Brasil

La destitución de Dilma, sin duda, es una injusticia. El sincero esfuerzo de transparencia administrativa en su gestión erosionó todo su apoyo político. Nadie puede dudar de que es una mujer decente. Es una rareza en un país de escasos referentes morales.

La mayoría de los ciudadanos de América Latina lamentan su destitución. Brasil queda en las manos de aquellos que precisamente las usan para robar.

Una pena. Lo que nos parece exagerado es el argumento que tipífica como golpe de Estado un proceso encaminado por la vía institucional.

El juicio político fue todo lo injusto que se quiera, pero fue legal. La reacción de indiganción se debe a la especial sensibilidad de nuestros pueblos por los dirigentes
de izquierda.

Venezuela

La democracia no existe en Venezuela. El desquiciado tren de la revolución bolivariana descarriló. La manipulación burda del régimen para evitar cumplir con el mandato constitucional tiene al pueblo en la calle. La oposición organizó una manifestación llamada “La toma de Caracas”.

La respuesta de las autoridades es la típica de los regímenes de fuerza: activar las fuerzas de choque. El tigueraje rojo también salió a las calles. La izquierda que llora por Dilma no dice nada de estos excesos.

Se indigna por el “golpe” de Brasil, pero calla ante la falta de democracia en Venezuela. Así no se puede.

☆ ☆ ☆ ☆

▶ [Trabajo a realizar]:
- 1) Reproduce sin cambios el fragmento del texto sobre Brasil y Venezuela que va desde "La mayoría de" hasta "de izquierda.".
- 2) Responde según el texto sobre Brasil y Venezuela:
(a) ¿Qué erosionó todo el apoyo político de Dilma?
(b) ¿Qué lamenta la mayoría de los ciudadanos de América Latina?
(c) ¿Cómo se llamó la manifestación que organizó la oposición en Venezuela?

☆ ☆ ☆ ☆

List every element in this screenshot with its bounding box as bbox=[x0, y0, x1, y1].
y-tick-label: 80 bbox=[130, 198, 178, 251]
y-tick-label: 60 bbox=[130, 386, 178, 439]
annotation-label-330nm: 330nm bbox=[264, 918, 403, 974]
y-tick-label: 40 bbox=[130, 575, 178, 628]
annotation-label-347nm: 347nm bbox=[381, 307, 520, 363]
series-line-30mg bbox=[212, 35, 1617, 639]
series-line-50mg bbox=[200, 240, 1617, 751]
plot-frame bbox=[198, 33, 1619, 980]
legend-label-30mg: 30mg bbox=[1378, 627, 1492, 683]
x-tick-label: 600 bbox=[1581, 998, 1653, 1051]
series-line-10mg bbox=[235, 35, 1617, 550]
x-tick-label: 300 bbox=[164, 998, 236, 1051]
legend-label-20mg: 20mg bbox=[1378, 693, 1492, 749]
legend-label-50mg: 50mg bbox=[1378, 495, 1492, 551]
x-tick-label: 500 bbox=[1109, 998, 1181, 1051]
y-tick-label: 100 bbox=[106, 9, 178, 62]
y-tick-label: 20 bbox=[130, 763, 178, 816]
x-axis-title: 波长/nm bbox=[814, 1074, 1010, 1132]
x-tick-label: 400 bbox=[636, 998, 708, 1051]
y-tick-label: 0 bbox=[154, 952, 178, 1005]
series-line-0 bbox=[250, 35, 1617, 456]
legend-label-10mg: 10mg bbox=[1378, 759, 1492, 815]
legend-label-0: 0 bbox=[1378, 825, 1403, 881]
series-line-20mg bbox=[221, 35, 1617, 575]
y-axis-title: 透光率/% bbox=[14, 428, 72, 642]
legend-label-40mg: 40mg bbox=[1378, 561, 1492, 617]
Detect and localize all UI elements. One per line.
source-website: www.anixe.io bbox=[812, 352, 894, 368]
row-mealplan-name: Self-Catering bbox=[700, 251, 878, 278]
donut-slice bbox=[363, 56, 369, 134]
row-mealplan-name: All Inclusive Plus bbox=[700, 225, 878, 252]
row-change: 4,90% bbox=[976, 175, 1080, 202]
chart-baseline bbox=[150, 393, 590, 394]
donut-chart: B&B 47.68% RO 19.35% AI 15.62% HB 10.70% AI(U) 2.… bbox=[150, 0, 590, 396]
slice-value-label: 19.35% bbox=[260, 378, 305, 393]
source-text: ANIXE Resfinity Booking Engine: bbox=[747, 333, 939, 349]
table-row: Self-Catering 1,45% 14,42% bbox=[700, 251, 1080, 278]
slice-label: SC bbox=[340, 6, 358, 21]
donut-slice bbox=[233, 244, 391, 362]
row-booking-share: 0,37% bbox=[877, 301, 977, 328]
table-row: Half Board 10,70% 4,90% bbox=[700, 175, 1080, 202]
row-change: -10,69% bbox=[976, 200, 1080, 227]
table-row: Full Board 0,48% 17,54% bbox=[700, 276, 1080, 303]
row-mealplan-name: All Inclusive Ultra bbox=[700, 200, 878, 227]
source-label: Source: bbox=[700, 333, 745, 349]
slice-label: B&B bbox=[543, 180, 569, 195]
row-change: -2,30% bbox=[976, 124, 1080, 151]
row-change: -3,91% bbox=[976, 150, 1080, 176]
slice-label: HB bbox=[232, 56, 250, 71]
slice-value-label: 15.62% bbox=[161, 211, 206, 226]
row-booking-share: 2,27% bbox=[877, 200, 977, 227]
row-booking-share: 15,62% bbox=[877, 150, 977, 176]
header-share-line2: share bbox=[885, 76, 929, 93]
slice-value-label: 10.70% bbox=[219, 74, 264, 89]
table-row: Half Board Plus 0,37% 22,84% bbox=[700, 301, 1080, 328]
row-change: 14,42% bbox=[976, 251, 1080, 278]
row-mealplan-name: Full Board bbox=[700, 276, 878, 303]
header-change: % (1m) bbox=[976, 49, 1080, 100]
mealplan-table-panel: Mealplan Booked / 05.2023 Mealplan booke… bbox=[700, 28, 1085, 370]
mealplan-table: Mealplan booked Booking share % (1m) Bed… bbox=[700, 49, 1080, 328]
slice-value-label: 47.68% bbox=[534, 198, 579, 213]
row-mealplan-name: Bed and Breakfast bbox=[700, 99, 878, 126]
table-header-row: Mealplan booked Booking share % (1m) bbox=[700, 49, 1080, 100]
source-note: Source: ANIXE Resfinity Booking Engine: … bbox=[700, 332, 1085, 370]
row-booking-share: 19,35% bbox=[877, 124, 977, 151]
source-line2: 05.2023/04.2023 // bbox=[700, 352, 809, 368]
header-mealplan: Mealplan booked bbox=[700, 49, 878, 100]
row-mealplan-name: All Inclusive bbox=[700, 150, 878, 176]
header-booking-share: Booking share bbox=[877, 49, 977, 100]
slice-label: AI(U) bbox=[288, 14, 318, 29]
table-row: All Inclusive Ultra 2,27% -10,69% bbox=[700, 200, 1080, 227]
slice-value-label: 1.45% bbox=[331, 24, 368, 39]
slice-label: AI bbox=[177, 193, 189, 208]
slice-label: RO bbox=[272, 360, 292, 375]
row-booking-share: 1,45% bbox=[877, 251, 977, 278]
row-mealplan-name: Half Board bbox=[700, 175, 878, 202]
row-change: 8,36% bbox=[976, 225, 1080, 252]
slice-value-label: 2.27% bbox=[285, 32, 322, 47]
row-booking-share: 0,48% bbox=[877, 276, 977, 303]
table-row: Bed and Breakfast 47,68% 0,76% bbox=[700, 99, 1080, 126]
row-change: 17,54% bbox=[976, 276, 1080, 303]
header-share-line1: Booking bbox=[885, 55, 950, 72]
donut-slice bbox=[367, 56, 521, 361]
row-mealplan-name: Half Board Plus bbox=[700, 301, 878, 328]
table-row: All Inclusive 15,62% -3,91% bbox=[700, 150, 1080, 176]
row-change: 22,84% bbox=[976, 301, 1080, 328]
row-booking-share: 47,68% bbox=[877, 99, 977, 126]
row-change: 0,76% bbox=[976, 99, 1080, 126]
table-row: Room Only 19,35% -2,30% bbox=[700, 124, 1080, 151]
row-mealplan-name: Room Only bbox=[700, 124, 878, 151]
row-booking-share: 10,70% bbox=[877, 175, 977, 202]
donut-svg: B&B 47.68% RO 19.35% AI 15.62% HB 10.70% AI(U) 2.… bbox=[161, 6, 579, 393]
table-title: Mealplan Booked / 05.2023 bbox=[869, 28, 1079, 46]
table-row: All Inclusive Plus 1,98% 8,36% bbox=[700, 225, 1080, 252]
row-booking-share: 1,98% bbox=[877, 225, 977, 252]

☆ ☆ ☆ ☆

▶ [Soluciones]:
- 1)
La mayoría de los ciudadanos de América Latina lamentan su destitución. Brasil queda en las manos de aquellos que precisamente las usan para robar.

Una pena. Lo que nos parece exagerado es el argumento que tipífica como golpe de Estado un proceso encaminado por la vía institucional.

El juicio político fue todo lo injusto que se quiera, pero fue legal. La reacción de indiganción se debe a la especial sensibilidad de nuestros pueblos por los dirigentes
de izquierda.

- 2)
(a) El sincero esfuerzo de transparencia administrativa en su gestión.
(b) La destitución de Dilma.
(c) “La toma de Caracas”.